## Work to be completed:
Bring together all lines of the material below that contain the string "Расчет".

## Records supplied:
####
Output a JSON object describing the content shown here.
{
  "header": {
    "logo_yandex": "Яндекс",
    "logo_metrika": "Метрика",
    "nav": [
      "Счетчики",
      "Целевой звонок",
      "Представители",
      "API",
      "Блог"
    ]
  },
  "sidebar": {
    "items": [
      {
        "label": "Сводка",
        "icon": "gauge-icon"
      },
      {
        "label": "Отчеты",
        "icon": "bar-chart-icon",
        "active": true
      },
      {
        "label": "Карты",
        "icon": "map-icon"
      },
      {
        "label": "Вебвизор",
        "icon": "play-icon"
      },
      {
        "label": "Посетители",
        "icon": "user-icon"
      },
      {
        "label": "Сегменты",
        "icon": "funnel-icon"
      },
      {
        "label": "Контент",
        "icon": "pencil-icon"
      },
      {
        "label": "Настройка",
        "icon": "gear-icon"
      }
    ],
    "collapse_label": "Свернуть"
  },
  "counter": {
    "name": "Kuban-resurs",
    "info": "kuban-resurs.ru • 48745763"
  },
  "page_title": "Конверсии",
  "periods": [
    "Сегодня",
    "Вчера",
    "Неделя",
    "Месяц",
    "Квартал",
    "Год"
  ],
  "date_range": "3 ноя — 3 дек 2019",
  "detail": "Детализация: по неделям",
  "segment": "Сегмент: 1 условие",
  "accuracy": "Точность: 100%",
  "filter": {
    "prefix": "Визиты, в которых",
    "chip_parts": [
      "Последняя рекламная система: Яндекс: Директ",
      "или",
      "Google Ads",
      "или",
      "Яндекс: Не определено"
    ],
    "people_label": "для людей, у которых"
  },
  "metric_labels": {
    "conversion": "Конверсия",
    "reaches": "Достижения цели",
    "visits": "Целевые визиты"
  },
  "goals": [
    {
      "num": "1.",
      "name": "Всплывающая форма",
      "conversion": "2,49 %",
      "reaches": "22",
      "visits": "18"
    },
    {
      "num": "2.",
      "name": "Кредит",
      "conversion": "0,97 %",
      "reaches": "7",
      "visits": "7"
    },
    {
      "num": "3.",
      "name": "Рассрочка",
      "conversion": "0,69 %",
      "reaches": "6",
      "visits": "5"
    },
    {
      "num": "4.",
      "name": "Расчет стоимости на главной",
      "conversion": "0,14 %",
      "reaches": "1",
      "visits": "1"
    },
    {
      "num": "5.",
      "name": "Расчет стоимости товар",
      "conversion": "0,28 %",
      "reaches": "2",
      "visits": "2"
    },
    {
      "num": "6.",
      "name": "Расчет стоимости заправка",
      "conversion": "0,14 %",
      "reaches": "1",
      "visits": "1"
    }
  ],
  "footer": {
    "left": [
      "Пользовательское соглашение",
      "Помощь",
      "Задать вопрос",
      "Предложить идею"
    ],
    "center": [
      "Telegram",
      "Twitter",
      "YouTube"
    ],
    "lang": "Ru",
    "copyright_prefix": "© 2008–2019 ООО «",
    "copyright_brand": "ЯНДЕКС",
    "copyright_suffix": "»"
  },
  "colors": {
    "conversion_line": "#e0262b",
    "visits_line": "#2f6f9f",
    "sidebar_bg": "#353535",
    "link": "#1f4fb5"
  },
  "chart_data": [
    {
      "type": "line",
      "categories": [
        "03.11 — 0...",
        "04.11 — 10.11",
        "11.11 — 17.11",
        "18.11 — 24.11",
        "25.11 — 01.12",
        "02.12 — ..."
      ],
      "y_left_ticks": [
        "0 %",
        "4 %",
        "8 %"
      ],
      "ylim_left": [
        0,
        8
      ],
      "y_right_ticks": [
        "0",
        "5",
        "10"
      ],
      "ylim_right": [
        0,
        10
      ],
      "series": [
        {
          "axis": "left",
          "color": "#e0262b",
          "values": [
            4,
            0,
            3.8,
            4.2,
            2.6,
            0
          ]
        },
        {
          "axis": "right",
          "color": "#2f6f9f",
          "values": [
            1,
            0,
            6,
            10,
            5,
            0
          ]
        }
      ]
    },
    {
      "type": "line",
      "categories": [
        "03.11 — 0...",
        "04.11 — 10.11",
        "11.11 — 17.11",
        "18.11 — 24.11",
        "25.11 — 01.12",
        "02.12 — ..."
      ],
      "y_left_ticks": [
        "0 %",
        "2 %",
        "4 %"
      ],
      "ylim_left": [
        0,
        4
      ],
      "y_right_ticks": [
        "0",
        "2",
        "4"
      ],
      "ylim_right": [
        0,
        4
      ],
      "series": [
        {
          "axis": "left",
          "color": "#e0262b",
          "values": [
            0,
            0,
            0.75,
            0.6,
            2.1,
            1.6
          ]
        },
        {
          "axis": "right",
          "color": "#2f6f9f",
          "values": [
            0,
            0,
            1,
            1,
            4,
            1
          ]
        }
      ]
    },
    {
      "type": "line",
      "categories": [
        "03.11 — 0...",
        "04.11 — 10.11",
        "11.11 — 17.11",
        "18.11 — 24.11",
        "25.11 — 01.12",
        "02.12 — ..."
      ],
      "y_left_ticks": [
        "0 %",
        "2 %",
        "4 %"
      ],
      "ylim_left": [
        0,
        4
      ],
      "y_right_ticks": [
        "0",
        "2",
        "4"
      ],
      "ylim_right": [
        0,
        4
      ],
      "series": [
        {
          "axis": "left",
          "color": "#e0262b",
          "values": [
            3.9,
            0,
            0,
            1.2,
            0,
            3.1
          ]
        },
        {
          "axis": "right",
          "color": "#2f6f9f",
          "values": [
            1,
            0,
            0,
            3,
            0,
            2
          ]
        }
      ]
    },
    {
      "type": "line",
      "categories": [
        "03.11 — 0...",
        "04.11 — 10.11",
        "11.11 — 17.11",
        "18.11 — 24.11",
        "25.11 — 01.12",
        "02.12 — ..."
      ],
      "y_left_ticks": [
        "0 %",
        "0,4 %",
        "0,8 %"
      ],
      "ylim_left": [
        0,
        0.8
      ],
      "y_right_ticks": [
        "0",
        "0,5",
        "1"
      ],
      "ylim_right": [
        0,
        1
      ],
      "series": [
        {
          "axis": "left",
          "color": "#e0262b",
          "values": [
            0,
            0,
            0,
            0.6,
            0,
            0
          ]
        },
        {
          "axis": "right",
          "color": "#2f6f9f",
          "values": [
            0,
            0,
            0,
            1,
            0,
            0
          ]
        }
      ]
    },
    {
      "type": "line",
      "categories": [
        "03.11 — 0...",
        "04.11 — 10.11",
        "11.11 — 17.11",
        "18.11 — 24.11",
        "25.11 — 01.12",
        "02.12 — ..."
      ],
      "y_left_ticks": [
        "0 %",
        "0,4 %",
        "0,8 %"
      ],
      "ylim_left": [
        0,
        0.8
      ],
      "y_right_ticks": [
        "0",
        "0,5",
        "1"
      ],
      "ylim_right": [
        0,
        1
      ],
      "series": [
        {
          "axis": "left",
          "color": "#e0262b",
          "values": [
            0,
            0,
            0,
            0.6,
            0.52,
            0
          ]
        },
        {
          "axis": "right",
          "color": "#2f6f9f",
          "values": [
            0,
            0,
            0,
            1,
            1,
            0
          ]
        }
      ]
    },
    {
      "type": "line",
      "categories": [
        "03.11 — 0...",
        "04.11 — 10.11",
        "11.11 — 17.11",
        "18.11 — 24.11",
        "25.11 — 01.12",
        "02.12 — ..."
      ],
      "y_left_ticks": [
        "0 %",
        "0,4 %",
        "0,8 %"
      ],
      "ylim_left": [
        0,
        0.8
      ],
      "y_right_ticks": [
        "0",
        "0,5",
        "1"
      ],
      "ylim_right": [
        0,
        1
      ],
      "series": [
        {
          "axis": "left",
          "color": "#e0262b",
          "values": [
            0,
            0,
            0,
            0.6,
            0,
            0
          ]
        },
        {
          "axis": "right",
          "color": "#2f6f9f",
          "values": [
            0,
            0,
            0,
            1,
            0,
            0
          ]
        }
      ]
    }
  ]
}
####
## Output for this task:
      "name": "Расчет стоимости на главной",
      "name": "Расчет стоимости товар",
      "name": "Расчет стоимости заправка",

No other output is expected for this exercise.